Saved entries:
________________________________________

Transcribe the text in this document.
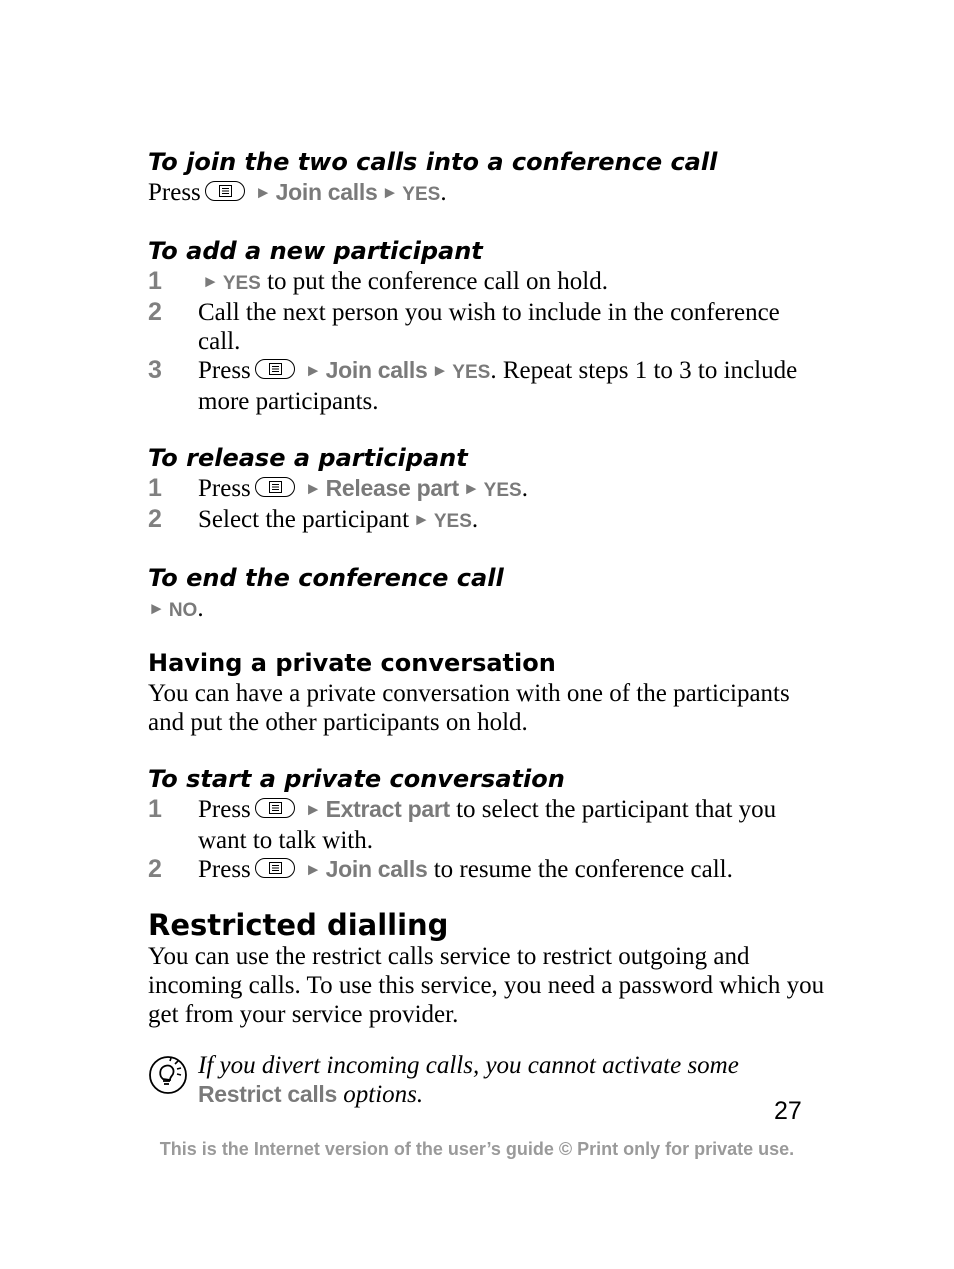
To join the two calls into a conference call

Press	► Join calls ► YES.

To add a new participant
1	► YES to put the conference call on hold.
2	Call the next person you wish to include in the conference call.
3	Press	► Join calls ► YES. Repeat steps 1 to 3 to include more participants.
To release a participant
1	Press	► Release part ► YES.
2	Select the participant ► YES.
To end the conference call

► NO.

Having a private conversation

You can have a private conversation with one of the participants and put the other participants on hold.

To start a private conversation
1	Press	► Extract part to select the participant that you want to talk with.
2	Press	► Join calls to resume the conference call.
Restricted dialling

You can use the restrict calls service to restrict outgoing and incoming calls. To use this service, you need a password which you get from your service provider.

If you divert incoming calls, you cannot activate some Restrict calls options.
27
This is the Internet version of the user’s guide © Print only for private use.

________________________________________

Brief -
Each line with the string "calls" in it needs to be found and copied.

Written answer -
To join the two calls into a conference call
Press	► Join calls ► YES.
3	Press	► Join calls ► YES. Repeat steps 1 to 3 to include more participants.
2	Press	► Join calls to resume the conference call.
You can use the restrict calls service to restrict outgoing and incoming calls. To use this service, you need a password which you get from your service provider.
If you divert incoming calls, you cannot activate some Restrict calls options.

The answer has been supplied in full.